Work required: Can you copy out the data exactly? Leave the images out.

Some records:

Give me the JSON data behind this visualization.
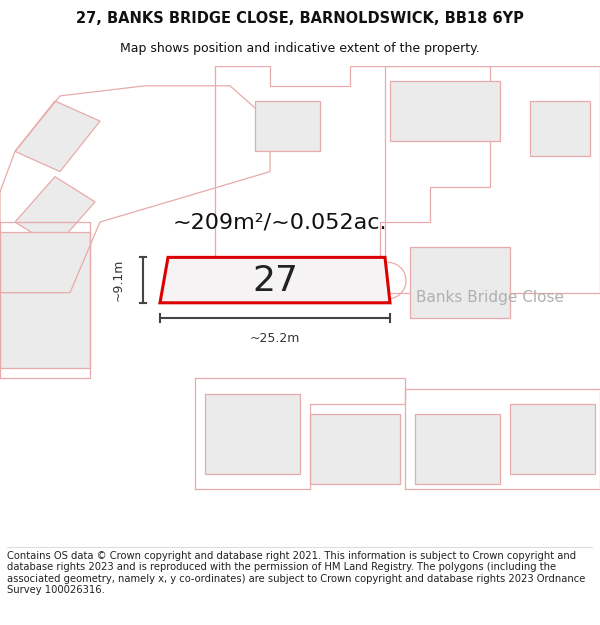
{
  "title_line1": "27, BANKS BRIDGE CLOSE, BARNOLDSWICK, BB18 6YP",
  "title_line2": "Map shows position and indicative extent of the property.",
  "area_text": "~209m²/~0.052ac.",
  "label_27": "27",
  "label_street": "Banks Bridge Close",
  "dim_width": "~25.2m",
  "dim_height": "~9.1m",
  "footer_text": "Contains OS data © Crown copyright and database right 2021. This information is subject to Crown copyright and database rights 2023 and is reproduced with the permission of HM Land Registry. The polygons (including the associated geometry, namely x, y co-ordinates) are subject to Crown copyright and database rights 2023 Ordnance Survey 100026316.",
  "bg_color": "#ffffff",
  "map_bg": "#ffffff",
  "plot_fill": "#f5f3f3",
  "plot_border": "#dd0000",
  "neighbor_fill": "#ebebeb",
  "neighbor_border": "#e8aaaa",
  "title_fontsize": 10.5,
  "subtitle_fontsize": 9,
  "footer_fontsize": 7.2,
  "area_fontsize": 16,
  "label_fontsize": 26,
  "street_fontsize": 11,
  "dim_fontsize": 9
}
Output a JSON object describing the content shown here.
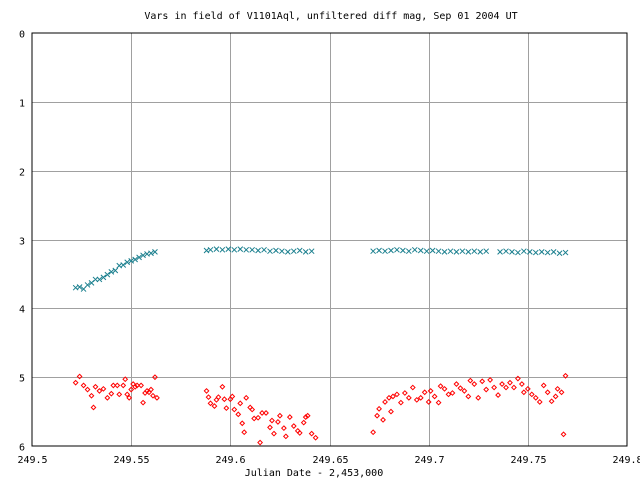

Response to the task:
Give me the JSON data behind this visualization.
{
  "title_line1": "27, BANKS BRIDGE CLOSE, BARNOLDSWICK, BB18 6YP",
  "title_line2": "Map shows position and indicative extent of the property.",
  "area_text": "~209m²/~0.052ac.",
  "label_27": "27",
  "label_street": "Banks Bridge Close",
  "dim_width": "~25.2m",
  "dim_height": "~9.1m",
  "footer_text": "Contains OS data © Crown copyright and database right 2021. This information is subject to Crown copyright and database rights 2023 and is reproduced with the permission of HM Land Registry. The polygons (including the associated geometry, namely x, y co-ordinates) are subject to Crown copyright and database rights 2023 Ordnance Survey 100026316.",
  "bg_color": "#ffffff",
  "map_bg": "#ffffff",
  "plot_fill": "#f5f3f3",
  "plot_border": "#dd0000",
  "neighbor_fill": "#ebebeb",
  "neighbor_border": "#e8aaaa",
  "title_fontsize": 10.5,
  "subtitle_fontsize": 9,
  "footer_fontsize": 7.2,
  "area_fontsize": 16,
  "label_fontsize": 26,
  "street_fontsize": 11,
  "dim_fontsize": 9
}
Output a JSON object describing the content shown here.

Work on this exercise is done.